### INSTRUCTIONS TO FOLLOW
Copy all entries without alteration and skip the pictures they hold.

### EXERCISE MATERIAL
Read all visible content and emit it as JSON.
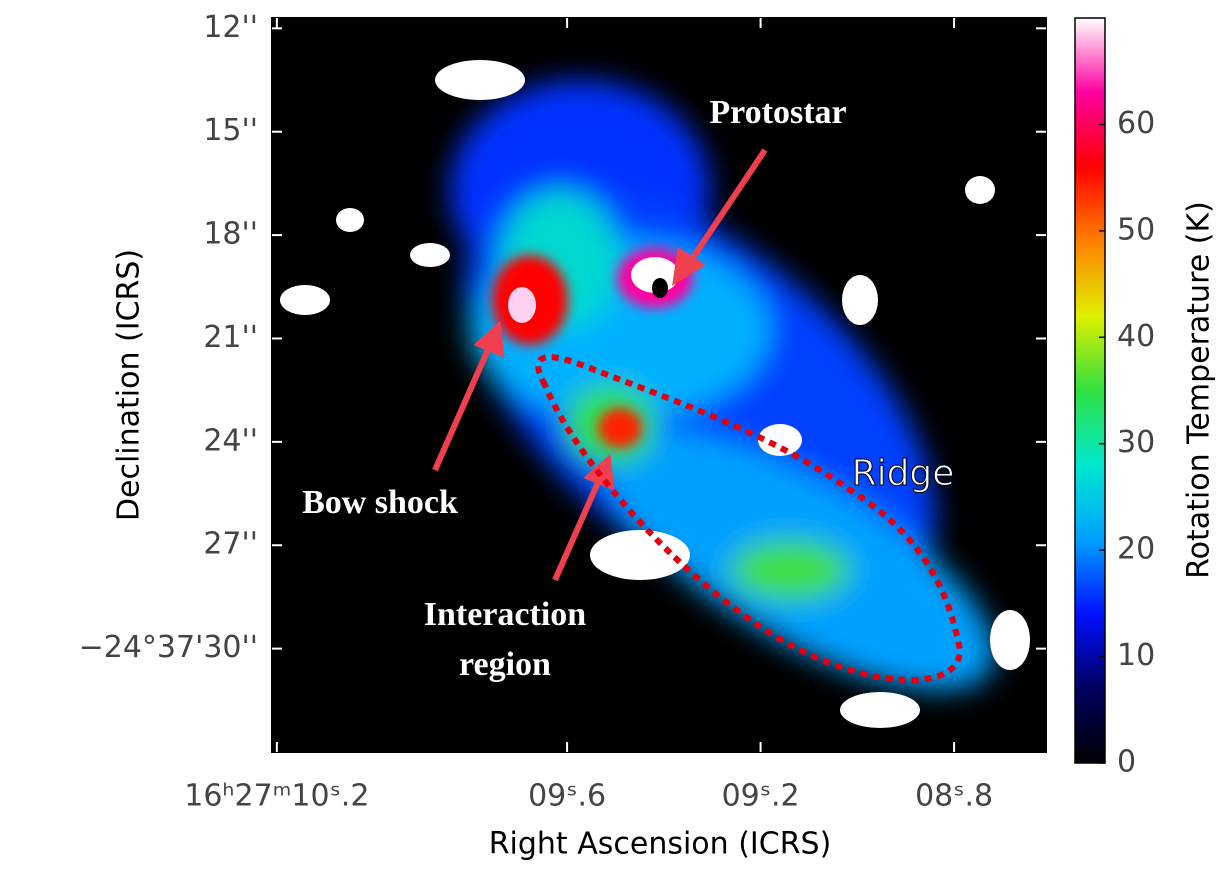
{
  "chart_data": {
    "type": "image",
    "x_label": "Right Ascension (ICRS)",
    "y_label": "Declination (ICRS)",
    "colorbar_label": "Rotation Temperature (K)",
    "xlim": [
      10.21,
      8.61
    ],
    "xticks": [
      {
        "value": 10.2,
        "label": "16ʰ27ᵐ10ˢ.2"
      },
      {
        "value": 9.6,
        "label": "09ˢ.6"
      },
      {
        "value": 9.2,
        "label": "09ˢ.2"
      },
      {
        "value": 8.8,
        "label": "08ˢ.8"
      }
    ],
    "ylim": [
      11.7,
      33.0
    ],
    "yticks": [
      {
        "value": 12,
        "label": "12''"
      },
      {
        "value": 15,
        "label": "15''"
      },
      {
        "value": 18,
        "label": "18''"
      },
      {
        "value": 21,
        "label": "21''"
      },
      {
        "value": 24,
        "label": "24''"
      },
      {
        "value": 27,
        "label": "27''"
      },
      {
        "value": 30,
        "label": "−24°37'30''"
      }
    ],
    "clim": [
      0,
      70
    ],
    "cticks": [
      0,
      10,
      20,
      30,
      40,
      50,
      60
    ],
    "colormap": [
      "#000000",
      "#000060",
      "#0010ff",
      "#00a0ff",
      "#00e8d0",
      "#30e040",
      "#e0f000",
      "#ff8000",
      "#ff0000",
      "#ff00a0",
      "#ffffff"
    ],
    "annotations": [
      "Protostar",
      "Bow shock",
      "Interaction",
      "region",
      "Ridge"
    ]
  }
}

### WRITTEN SOLUTION
Read all visible content and emit it as JSON.
{
  "chart_data": {
    "type": "image",
    "x_label": "Right Ascension (ICRS)",
    "y_label": "Declination (ICRS)",
    "colorbar_label": "Rotation Temperature (K)",
    "xlim": [
      10.21,
      8.61
    ],
    "xticks": [
      {
        "value": 10.2,
        "label": "16ʰ27ᵐ10ˢ.2"
      },
      {
        "value": 9.6,
        "label": "09ˢ.6"
      },
      {
        "value": 9.2,
        "label": "09ˢ.2"
      },
      {
        "value": 8.8,
        "label": "08ˢ.8"
      }
    ],
    "ylim": [
      11.7,
      33.0
    ],
    "yticks": [
      {
        "value": 12,
        "label": "12''"
      },
      {
        "value": 15,
        "label": "15''"
      },
      {
        "value": 18,
        "label": "18''"
      },
      {
        "value": 21,
        "label": "21''"
      },
      {
        "value": 24,
        "label": "24''"
      },
      {
        "value": 27,
        "label": "27''"
      },
      {
        "value": 30,
        "label": "−24°37'30''"
      }
    ],
    "clim": [
      0,
      70
    ],
    "cticks": [
      0,
      10,
      20,
      30,
      40,
      50,
      60
    ],
    "colormap": [
      "#000000",
      "#000060",
      "#0010ff",
      "#00a0ff",
      "#00e8d0",
      "#30e040",
      "#e0f000",
      "#ff8000",
      "#ff0000",
      "#ff00a0",
      "#ffffff"
    ],
    "annotations": [
      "Protostar",
      "Bow shock",
      "Interaction",
      "region",
      "Ridge"
    ]
  }
}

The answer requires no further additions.